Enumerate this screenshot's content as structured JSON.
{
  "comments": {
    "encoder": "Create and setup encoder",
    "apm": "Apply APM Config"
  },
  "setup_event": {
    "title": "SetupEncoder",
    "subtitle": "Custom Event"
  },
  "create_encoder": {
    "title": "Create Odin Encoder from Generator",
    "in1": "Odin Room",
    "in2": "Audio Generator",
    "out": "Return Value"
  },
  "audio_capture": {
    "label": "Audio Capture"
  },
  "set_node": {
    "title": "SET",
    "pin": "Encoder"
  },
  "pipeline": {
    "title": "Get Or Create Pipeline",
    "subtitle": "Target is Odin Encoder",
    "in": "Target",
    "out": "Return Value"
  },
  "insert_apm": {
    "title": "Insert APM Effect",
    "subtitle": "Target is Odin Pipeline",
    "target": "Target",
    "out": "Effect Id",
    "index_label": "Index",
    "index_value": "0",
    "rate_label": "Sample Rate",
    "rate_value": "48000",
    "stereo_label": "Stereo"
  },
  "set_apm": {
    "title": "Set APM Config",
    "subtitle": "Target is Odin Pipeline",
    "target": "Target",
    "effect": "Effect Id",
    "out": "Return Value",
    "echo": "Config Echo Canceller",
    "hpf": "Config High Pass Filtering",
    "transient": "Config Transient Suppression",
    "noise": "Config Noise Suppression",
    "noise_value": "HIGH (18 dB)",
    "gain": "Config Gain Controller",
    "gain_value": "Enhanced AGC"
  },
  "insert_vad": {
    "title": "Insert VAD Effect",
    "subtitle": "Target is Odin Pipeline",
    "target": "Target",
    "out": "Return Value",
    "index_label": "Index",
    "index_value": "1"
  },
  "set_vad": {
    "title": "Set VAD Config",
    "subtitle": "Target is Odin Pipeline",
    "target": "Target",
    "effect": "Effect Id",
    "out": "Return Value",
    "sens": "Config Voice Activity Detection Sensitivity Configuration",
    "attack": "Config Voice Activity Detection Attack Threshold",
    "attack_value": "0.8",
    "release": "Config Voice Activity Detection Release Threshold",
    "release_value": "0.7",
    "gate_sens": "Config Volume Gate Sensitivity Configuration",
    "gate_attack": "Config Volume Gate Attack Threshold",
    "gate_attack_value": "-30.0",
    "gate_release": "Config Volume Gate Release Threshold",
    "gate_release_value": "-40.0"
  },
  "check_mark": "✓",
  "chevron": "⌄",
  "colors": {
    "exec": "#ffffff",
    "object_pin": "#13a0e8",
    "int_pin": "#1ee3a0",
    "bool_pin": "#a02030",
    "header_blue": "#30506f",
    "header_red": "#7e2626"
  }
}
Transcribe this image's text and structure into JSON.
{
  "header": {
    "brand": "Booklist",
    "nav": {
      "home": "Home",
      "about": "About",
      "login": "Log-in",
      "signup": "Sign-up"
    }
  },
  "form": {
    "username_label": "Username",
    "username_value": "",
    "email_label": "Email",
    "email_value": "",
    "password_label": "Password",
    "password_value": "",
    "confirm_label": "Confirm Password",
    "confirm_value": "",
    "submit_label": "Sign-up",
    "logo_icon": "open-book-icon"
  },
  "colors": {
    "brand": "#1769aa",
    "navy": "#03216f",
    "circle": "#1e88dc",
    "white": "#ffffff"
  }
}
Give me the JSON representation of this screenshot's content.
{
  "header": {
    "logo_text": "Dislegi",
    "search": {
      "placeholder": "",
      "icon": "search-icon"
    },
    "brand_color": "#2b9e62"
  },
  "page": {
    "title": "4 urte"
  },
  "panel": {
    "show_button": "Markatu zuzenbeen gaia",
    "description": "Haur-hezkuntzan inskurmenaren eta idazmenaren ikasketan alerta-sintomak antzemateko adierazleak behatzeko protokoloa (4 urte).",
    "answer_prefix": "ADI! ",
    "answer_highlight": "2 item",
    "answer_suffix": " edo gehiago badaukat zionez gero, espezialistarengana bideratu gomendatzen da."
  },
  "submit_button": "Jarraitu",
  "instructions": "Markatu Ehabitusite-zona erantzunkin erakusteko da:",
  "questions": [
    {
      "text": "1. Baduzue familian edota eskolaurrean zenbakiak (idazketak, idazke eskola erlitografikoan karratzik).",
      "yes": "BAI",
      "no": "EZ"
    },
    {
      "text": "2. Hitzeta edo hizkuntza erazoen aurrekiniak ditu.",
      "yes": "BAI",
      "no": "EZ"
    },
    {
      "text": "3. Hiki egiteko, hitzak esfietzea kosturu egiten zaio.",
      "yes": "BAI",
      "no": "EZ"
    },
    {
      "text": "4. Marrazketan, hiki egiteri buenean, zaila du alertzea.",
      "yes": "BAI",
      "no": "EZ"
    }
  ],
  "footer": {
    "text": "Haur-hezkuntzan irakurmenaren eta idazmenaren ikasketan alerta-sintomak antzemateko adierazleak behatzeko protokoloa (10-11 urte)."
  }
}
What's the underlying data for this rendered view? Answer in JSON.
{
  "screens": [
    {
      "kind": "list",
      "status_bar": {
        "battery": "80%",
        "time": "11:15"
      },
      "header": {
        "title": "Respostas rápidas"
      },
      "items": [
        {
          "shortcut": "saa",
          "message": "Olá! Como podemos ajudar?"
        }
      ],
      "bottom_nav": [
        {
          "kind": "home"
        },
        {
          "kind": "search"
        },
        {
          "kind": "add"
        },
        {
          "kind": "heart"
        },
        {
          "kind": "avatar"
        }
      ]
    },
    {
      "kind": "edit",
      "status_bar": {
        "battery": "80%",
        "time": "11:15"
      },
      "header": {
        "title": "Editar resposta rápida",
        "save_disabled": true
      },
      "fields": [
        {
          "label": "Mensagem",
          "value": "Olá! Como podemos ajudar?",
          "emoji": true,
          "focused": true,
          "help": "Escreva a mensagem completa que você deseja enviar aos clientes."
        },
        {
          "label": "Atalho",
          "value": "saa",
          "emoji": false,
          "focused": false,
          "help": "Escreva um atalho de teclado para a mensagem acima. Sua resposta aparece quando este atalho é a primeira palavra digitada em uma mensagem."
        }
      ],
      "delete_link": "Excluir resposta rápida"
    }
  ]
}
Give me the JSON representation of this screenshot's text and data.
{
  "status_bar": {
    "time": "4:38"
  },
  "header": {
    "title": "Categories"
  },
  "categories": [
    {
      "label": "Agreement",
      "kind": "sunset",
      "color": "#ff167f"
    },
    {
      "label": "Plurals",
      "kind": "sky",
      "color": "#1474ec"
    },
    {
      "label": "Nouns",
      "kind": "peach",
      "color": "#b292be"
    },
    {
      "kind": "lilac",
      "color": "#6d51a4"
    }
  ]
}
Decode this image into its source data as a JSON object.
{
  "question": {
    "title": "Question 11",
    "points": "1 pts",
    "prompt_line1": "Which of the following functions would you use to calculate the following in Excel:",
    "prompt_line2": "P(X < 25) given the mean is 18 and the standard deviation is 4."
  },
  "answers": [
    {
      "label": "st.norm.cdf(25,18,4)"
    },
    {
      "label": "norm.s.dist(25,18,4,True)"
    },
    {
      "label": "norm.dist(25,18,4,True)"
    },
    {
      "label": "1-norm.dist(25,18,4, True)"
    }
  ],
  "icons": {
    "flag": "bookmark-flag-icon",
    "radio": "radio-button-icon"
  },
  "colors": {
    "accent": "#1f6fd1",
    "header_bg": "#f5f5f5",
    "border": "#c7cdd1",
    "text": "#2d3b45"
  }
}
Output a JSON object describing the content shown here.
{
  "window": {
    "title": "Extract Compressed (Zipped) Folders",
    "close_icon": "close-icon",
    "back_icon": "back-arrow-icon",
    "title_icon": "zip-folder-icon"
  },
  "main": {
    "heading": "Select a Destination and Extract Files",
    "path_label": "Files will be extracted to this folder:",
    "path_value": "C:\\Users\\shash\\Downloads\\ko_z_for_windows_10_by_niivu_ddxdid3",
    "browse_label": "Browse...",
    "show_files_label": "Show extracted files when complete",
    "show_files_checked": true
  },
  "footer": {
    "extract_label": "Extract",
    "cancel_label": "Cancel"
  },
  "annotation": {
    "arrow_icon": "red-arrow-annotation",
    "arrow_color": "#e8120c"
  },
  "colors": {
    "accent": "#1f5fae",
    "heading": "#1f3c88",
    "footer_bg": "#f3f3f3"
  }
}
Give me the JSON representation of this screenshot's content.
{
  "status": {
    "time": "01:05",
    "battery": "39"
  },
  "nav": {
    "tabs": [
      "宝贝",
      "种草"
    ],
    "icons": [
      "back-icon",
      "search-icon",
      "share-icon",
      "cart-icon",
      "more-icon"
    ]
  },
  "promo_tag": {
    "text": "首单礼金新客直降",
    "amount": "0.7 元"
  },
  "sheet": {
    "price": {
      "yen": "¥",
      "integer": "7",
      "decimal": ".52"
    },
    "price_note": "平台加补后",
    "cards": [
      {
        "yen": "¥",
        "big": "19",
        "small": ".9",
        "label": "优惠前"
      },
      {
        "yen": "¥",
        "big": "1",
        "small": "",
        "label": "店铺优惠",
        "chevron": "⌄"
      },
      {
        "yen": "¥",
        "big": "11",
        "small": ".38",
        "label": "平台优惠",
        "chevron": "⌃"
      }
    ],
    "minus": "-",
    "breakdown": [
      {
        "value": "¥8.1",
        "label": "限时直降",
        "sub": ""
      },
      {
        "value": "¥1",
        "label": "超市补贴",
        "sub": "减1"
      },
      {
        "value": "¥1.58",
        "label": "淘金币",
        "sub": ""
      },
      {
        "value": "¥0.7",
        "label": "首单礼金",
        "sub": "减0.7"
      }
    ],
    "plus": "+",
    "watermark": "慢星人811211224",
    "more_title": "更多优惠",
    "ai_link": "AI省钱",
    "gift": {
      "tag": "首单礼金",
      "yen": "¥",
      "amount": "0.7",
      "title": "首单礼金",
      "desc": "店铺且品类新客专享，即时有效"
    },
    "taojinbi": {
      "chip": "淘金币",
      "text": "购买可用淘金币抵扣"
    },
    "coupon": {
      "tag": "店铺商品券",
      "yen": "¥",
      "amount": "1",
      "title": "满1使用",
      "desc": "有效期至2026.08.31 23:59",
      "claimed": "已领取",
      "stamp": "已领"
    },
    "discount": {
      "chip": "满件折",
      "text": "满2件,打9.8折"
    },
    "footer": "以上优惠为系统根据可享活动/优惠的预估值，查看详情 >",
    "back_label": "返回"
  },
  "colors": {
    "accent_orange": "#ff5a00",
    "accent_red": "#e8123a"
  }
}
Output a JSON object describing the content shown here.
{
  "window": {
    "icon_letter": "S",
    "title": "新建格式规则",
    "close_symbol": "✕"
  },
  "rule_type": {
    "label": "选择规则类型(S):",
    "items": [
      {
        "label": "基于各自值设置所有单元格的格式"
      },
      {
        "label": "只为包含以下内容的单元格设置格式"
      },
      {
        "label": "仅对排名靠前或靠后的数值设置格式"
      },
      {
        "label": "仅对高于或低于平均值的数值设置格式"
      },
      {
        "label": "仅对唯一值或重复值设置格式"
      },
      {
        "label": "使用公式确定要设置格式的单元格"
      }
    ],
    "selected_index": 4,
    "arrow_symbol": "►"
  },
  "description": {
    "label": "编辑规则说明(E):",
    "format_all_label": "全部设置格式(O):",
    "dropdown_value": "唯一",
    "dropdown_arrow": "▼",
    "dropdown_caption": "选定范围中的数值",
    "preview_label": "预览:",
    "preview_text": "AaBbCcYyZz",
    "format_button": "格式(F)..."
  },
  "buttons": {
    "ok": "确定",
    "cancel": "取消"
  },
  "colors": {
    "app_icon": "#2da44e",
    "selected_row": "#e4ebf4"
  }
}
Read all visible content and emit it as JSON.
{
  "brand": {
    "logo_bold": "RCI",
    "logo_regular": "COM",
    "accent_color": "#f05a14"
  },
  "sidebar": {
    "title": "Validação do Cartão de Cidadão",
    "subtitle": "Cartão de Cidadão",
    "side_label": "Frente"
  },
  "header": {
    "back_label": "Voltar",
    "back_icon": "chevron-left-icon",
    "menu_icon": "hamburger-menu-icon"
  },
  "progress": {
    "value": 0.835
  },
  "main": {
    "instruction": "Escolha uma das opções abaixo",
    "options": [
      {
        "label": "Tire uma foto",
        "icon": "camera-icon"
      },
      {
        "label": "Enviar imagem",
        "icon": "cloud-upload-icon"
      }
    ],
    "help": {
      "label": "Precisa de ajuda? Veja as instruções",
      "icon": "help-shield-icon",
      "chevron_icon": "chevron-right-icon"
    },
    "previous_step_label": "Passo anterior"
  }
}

* TASK PROMPT *
Each line above that includes "podemos" should be shown.

* EXERCISE RESPONSE *
          "message": "Olá! Como podemos ajudar?"
          "value": "Olá! Como podemos ajudar?",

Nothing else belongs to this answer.